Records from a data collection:
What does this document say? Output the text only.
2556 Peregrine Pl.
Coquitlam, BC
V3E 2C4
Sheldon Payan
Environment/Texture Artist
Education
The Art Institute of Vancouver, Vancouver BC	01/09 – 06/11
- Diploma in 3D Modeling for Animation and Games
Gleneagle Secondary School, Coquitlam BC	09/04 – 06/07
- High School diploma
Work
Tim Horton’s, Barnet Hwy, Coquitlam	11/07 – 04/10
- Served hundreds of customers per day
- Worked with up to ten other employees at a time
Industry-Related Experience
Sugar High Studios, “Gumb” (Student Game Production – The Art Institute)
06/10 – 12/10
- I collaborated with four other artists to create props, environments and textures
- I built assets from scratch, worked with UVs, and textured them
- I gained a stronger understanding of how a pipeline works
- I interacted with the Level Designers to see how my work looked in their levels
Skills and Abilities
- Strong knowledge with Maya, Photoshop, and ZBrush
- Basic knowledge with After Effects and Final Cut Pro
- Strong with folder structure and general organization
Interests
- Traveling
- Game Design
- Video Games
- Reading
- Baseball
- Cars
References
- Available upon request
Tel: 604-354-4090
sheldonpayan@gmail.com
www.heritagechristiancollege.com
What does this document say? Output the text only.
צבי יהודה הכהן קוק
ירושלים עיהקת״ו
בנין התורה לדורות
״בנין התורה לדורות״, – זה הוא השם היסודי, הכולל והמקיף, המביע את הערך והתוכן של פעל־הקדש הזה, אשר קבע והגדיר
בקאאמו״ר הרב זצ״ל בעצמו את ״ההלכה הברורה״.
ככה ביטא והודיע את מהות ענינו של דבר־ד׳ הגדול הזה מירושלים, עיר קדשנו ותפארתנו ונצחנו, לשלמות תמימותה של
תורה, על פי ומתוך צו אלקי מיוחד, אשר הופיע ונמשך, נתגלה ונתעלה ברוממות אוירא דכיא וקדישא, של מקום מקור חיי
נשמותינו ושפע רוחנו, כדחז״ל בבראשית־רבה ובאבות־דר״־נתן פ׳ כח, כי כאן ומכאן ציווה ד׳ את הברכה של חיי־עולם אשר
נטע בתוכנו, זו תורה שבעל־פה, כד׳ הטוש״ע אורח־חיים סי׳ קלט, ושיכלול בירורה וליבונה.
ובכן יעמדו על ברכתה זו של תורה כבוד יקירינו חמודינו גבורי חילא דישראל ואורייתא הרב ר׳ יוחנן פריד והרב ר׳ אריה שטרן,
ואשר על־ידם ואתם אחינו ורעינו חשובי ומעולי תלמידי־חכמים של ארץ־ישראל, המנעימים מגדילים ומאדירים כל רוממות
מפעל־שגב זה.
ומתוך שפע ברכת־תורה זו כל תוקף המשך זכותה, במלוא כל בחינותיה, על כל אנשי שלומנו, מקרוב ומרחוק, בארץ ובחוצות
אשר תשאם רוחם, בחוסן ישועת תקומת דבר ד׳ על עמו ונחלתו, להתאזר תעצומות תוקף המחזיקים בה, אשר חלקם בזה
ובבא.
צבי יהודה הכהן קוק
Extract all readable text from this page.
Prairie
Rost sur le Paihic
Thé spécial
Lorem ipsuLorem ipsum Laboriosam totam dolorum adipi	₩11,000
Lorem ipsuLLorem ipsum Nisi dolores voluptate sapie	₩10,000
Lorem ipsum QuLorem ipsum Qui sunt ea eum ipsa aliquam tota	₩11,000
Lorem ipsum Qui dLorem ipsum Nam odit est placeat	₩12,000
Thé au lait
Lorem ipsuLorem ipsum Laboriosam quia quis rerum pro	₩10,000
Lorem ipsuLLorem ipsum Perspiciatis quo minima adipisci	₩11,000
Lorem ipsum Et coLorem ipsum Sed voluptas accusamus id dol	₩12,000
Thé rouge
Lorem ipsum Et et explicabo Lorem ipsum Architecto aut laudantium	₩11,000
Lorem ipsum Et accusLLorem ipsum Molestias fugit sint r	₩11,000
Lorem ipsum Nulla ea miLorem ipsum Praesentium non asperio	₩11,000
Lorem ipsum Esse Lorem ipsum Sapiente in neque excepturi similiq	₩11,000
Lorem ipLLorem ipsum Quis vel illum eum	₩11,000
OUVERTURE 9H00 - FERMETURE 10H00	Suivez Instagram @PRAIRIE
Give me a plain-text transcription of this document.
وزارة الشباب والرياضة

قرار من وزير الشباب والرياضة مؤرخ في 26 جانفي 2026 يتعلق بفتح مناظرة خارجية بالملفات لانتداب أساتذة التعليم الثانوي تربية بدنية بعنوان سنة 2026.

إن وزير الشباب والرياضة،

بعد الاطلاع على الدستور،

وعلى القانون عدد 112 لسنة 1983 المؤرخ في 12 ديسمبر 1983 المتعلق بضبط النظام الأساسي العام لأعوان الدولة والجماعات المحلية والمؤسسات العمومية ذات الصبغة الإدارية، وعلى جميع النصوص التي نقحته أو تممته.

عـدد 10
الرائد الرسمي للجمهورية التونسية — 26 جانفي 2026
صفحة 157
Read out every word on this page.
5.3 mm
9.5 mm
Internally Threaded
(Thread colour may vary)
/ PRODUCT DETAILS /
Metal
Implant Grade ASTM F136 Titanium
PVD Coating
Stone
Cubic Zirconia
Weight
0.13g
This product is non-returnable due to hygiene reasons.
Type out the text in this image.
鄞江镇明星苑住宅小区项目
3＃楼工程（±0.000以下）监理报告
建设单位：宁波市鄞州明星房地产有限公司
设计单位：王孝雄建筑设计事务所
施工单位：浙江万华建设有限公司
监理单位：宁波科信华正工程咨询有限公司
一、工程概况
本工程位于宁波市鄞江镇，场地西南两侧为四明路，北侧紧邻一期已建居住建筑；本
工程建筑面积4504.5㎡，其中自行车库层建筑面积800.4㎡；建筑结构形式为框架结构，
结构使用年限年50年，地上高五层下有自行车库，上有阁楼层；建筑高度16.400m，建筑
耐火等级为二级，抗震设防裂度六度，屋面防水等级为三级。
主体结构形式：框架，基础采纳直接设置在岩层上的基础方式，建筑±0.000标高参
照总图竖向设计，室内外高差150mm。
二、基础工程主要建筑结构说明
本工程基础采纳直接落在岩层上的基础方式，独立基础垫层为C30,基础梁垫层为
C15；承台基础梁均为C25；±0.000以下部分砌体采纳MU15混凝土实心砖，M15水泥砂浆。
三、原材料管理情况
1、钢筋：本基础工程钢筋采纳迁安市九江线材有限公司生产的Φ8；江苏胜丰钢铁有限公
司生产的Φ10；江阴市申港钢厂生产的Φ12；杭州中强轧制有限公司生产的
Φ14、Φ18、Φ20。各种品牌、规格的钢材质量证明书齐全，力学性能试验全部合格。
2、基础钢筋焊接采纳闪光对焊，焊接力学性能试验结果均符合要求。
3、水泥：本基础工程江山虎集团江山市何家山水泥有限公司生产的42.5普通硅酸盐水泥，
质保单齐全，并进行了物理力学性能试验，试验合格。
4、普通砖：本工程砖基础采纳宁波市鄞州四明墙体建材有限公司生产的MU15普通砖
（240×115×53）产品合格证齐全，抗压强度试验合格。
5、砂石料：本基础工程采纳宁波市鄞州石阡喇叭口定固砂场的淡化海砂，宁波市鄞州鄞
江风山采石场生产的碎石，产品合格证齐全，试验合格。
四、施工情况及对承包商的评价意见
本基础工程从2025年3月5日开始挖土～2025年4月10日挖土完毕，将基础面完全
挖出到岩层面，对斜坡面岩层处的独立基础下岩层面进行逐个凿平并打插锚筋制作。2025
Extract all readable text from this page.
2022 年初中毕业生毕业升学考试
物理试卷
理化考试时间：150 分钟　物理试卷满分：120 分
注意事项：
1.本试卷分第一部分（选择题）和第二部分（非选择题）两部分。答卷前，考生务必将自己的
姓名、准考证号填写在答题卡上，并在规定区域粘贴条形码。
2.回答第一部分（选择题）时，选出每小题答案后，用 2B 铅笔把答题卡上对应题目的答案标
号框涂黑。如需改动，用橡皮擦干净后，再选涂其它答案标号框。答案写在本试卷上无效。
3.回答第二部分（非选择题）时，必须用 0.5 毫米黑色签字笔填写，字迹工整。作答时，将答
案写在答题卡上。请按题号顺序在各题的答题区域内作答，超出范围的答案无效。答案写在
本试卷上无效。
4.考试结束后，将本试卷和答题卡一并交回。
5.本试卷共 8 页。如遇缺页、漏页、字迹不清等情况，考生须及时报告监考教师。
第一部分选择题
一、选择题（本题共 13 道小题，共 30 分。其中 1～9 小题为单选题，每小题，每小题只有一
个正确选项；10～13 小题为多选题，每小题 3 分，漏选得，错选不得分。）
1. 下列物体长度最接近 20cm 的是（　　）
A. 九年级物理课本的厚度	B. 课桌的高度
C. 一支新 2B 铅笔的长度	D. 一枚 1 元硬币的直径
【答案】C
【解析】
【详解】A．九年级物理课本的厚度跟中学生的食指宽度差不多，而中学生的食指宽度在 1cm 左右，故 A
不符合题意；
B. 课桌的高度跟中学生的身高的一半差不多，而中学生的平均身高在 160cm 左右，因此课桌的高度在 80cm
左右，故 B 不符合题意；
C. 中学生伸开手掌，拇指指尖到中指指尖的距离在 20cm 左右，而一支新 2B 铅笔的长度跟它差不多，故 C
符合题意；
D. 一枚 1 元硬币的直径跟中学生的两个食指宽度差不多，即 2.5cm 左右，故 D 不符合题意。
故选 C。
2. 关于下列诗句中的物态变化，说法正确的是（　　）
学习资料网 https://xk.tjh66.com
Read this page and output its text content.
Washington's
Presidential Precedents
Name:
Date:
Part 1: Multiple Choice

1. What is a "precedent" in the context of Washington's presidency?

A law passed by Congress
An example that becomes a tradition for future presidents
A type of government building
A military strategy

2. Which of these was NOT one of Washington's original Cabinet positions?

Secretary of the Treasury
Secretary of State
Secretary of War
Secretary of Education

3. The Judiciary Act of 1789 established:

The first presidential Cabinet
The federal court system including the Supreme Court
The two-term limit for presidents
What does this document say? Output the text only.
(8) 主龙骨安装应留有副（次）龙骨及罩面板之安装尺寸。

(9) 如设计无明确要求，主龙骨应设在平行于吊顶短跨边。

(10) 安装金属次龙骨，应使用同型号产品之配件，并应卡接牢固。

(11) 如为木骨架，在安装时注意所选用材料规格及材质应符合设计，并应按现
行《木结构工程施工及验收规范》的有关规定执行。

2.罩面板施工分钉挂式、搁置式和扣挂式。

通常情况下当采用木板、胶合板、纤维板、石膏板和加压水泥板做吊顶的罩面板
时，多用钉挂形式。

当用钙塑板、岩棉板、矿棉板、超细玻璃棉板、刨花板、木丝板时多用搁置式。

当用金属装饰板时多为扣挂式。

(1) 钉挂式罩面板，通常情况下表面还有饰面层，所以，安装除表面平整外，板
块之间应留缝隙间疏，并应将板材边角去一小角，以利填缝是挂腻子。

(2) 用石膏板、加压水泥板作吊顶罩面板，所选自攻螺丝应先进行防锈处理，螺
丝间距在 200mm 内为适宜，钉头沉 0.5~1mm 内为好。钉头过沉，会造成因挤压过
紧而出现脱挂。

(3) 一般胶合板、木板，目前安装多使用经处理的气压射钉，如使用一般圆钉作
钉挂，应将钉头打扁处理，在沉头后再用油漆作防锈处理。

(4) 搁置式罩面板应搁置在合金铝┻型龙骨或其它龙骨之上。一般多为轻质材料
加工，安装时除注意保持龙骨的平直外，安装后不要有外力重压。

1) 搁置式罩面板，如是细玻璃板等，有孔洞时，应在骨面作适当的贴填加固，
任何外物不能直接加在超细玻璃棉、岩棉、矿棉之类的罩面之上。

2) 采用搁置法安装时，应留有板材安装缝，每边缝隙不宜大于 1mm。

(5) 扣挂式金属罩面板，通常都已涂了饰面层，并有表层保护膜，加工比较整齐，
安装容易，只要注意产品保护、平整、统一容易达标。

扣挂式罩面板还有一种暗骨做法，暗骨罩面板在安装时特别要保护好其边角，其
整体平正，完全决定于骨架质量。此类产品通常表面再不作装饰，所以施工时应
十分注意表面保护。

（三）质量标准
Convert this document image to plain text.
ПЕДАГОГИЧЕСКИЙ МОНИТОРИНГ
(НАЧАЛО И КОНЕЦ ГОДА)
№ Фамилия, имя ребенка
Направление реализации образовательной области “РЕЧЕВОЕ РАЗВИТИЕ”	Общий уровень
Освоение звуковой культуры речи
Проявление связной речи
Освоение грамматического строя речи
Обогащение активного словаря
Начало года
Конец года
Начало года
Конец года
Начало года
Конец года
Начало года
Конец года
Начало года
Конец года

▶ **WHAT THE TASK ASKS**:
Scan the material above. Copy each line where "knowledge" occurs.

▶ **ANSWER TO THIS PROBLEM**:
- Strong knowledge with Maya, Photoshop, and ZBrush
- Basic knowledge with After Effects and Final Cut Pro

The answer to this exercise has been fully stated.